__Stored records__.
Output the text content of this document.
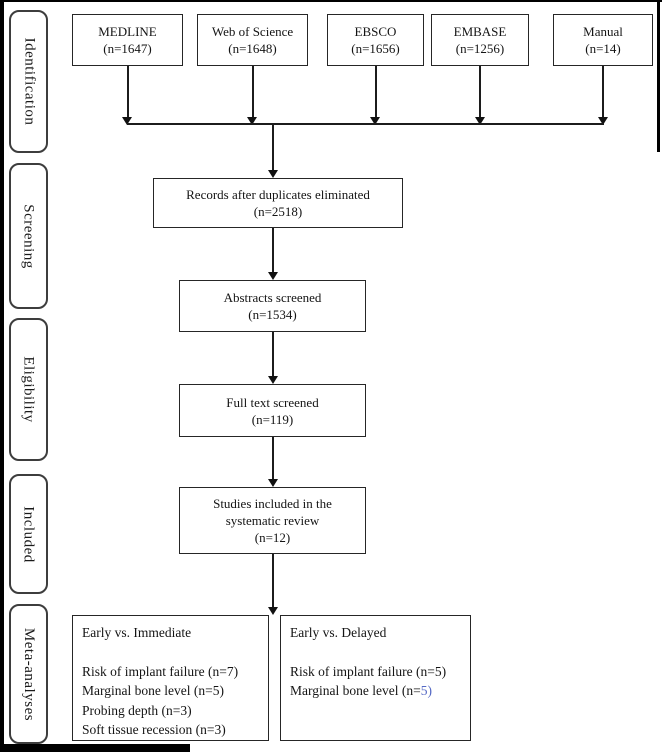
Identification
Screening
Eligibility
Included
Meta-analyses
MEDLINE
(n=1647)
Web of Science
(n=1648)
EBSCO
(n=1656)
EMBASE
(n=1256)
Manual
(n=14)
Records after duplicates eliminated
(n=2518)
Abstracts screened
(n=1534)
Full text screened
(n=119)
Studies included in the
systematic review
(n=12)
Early vs. Immediate
Risk of implant failure (n=7)
Marginal bone level (n=5)
Probing depth (n=3)
Soft tissue recession (n=3)
Early vs. Delayed
Risk of implant failure (n=5)
Marginal bone level (n=5)
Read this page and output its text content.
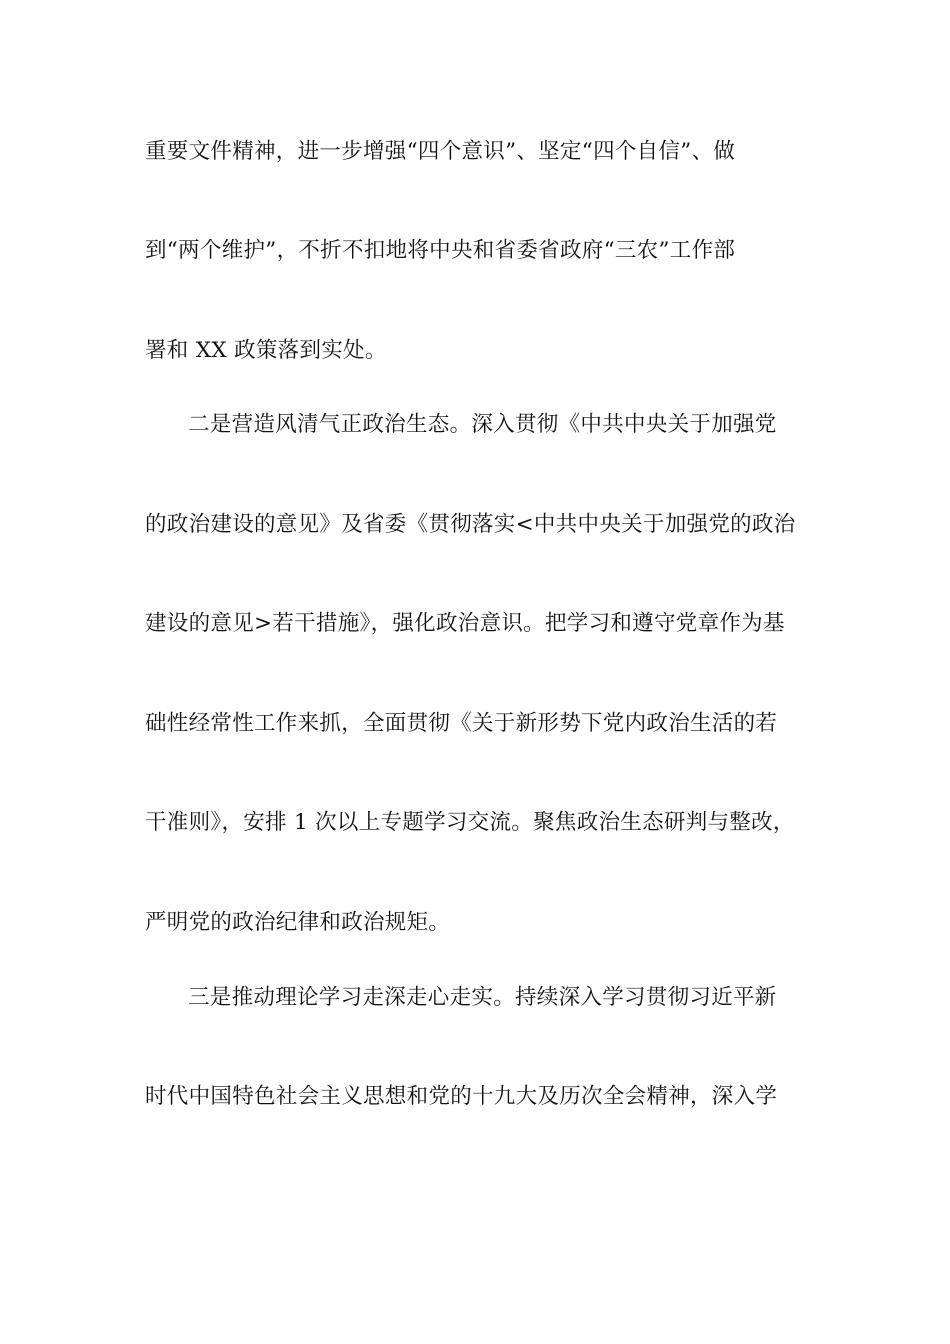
重要文件精神，进一步增强“四个意识”、坚定“四个自信”、做
到“两个维护”，不折不扣地将中央和省委省政府“三农”工作部
署和 XX 政策落到实处。
二是营造风清气正政治生态。深入贯彻《中共中央关于加强党
的政治建设的意见》及省委《贯彻落实<中共中央关于加强党的政治
建设的意见>若干措施》，强化政治意识。把学习和遵守党章作为基
础性经常性工作来抓，全面贯彻《关于新形势下党内政治生活的若
干准则》，安排 1 次以上专题学习交流。聚焦政治生态研判与整改，
严明党的政治纪律和政治规矩。
三是推动理论学习走深走心走实。持续深入学习贯彻习近平新
时代中国特色社会主义思想和党的十九大及历次全会精神，深入学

__Stated task__. Search the records for the word "failure", then list every line that has it.

__Correct response__.
Risk of implant failure (n=7)
Risk of implant failure (n=5)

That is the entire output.